-------- RECORDS
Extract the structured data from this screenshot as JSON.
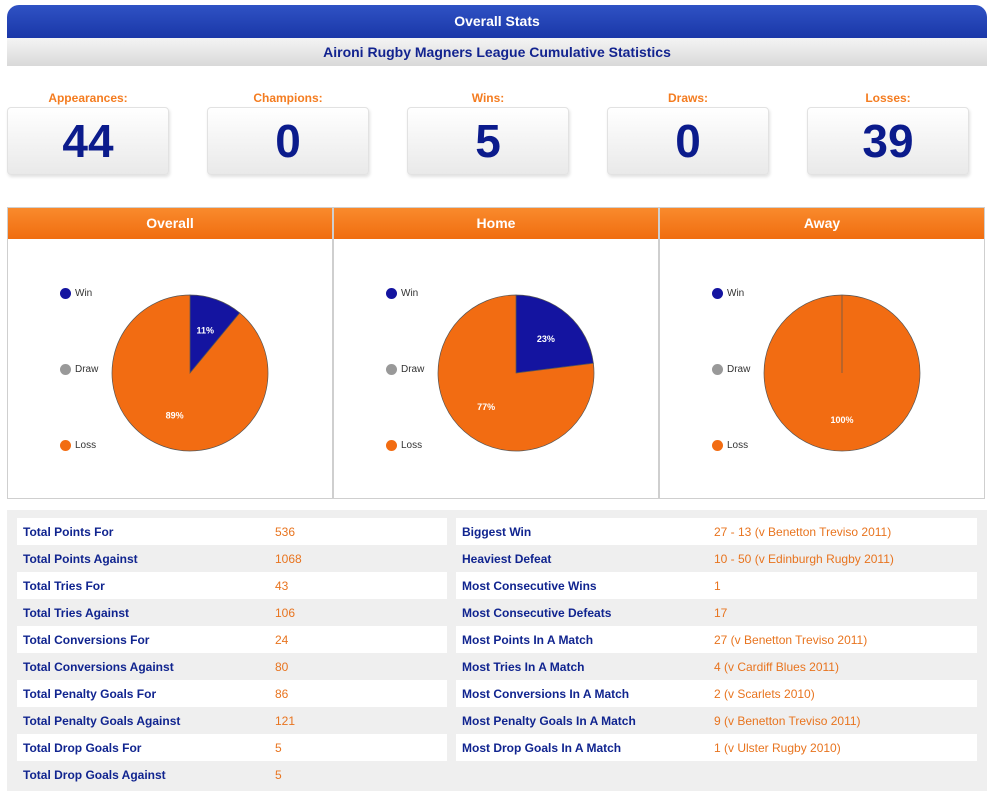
{
  "title": "Overall Stats",
  "subtitle": "Aironi Rugby Magners League Cumulative Statistics",
  "summary": [
    {
      "label": "Appearances:",
      "value": "44"
    },
    {
      "label": "Champions:",
      "value": "0"
    },
    {
      "label": "Wins:",
      "value": "5"
    },
    {
      "label": "Draws:",
      "value": "0"
    },
    {
      "label": "Losses:",
      "value": "39"
    }
  ],
  "legend": [
    {
      "label": "Win",
      "color": "#1414a0"
    },
    {
      "label": "Draw",
      "color": "#999999"
    },
    {
      "label": "Loss",
      "color": "#f26c12"
    }
  ],
  "chart_data": [
    {
      "type": "pie",
      "title": "Overall",
      "labels": [
        "Win",
        "Draw",
        "Loss"
      ],
      "values": [
        11,
        0,
        89
      ],
      "value_labels": [
        "11%",
        "",
        "89%"
      ]
    },
    {
      "type": "pie",
      "title": "Home",
      "labels": [
        "Win",
        "Draw",
        "Loss"
      ],
      "values": [
        23,
        0,
        77
      ],
      "value_labels": [
        "23%",
        "",
        "77%"
      ]
    },
    {
      "type": "pie",
      "title": "Away",
      "labels": [
        "Win",
        "Draw",
        "Loss"
      ],
      "values": [
        0,
        0,
        100
      ],
      "value_labels": [
        "",
        "",
        "100%"
      ]
    }
  ],
  "left_table": [
    {
      "label": "Total Points For",
      "value": "536"
    },
    {
      "label": "Total Points Against",
      "value": "1068"
    },
    {
      "label": "Total Tries For",
      "value": "43"
    },
    {
      "label": "Total Tries Against",
      "value": "106"
    },
    {
      "label": "Total Conversions For",
      "value": "24"
    },
    {
      "label": "Total Conversions Against",
      "value": "80"
    },
    {
      "label": "Total Penalty Goals For",
      "value": "86"
    },
    {
      "label": "Total Penalty Goals Against",
      "value": "121"
    },
    {
      "label": "Total Drop Goals For",
      "value": "5"
    },
    {
      "label": "Total Drop Goals Against",
      "value": "5"
    }
  ],
  "right_table": [
    {
      "label": "Biggest Win",
      "value": "27 - 13 (v Benetton Treviso 2011)"
    },
    {
      "label": "Heaviest Defeat",
      "value": "10 - 50 (v Edinburgh Rugby 2011)"
    },
    {
      "label": "Most Consecutive Wins",
      "value": "1"
    },
    {
      "label": "Most Consecutive Defeats",
      "value": "17"
    },
    {
      "label": "Most Points In A Match",
      "value": "27 (v Benetton Treviso 2011)"
    },
    {
      "label": "Most Tries In A Match",
      "value": "4 (v Cardiff Blues 2011)"
    },
    {
      "label": "Most Conversions In A Match",
      "value": "2 (v Scarlets 2010)"
    },
    {
      "label": "Most Penalty Goals In A Match",
      "value": "9 (v Benetton Treviso 2011)"
    },
    {
      "label": "Most Drop Goals In A Match",
      "value": "1 (v Ulster Rugby 2010)"
    }
  ]
}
----------------
Write out every entry again word for word, without any of the pictures.

Extract the structured data from this screenshot as JSON.
{
  "title": "Overall Stats",
  "subtitle": "Aironi Rugby Magners League Cumulative Statistics",
  "summary": [
    {
      "label": "Appearances:",
      "value": "44"
    },
    {
      "label": "Champions:",
      "value": "0"
    },
    {
      "label": "Wins:",
      "value": "5"
    },
    {
      "label": "Draws:",
      "value": "0"
    },
    {
      "label": "Losses:",
      "value": "39"
    }
  ],
  "legend": [
    {
      "label": "Win",
      "color": "#1414a0"
    },
    {
      "label": "Draw",
      "color": "#999999"
    },
    {
      "label": "Loss",
      "color": "#f26c12"
    }
  ],
  "chart_data": [
    {
      "type": "pie",
      "title": "Overall",
      "labels": [
        "Win",
        "Draw",
        "Loss"
      ],
      "values": [
        11,
        0,
        89
      ],
      "value_labels": [
        "11%",
        "",
        "89%"
      ]
    },
    {
      "type": "pie",
      "title": "Home",
      "labels": [
        "Win",
        "Draw",
        "Loss"
      ],
      "values": [
        23,
        0,
        77
      ],
      "value_labels": [
        "23%",
        "",
        "77%"
      ]
    },
    {
      "type": "pie",
      "title": "Away",
      "labels": [
        "Win",
        "Draw",
        "Loss"
      ],
      "values": [
        0,
        0,
        100
      ],
      "value_labels": [
        "",
        "",
        "100%"
      ]
    }
  ],
  "left_table": [
    {
      "label": "Total Points For",
      "value": "536"
    },
    {
      "label": "Total Points Against",
      "value": "1068"
    },
    {
      "label": "Total Tries For",
      "value": "43"
    },
    {
      "label": "Total Tries Against",
      "value": "106"
    },
    {
      "label": "Total Conversions For",
      "value": "24"
    },
    {
      "label": "Total Conversions Against",
      "value": "80"
    },
    {
      "label": "Total Penalty Goals For",
      "value": "86"
    },
    {
      "label": "Total Penalty Goals Against",
      "value": "121"
    },
    {
      "label": "Total Drop Goals For",
      "value": "5"
    },
    {
      "label": "Total Drop Goals Against",
      "value": "5"
    }
  ],
  "right_table": [
    {
      "label": "Biggest Win",
      "value": "27 - 13 (v Benetton Treviso 2011)"
    },
    {
      "label": "Heaviest Defeat",
      "value": "10 - 50 (v Edinburgh Rugby 2011)"
    },
    {
      "label": "Most Consecutive Wins",
      "value": "1"
    },
    {
      "label": "Most Consecutive Defeats",
      "value": "17"
    },
    {
      "label": "Most Points In A Match",
      "value": "27 (v Benetton Treviso 2011)"
    },
    {
      "label": "Most Tries In A Match",
      "value": "4 (v Cardiff Blues 2011)"
    },
    {
      "label": "Most Conversions In A Match",
      "value": "2 (v Scarlets 2010)"
    },
    {
      "label": "Most Penalty Goals In A Match",
      "value": "9 (v Benetton Treviso 2011)"
    },
    {
      "label": "Most Drop Goals In A Match",
      "value": "1 (v Ulster Rugby 2010)"
    }
  ]
}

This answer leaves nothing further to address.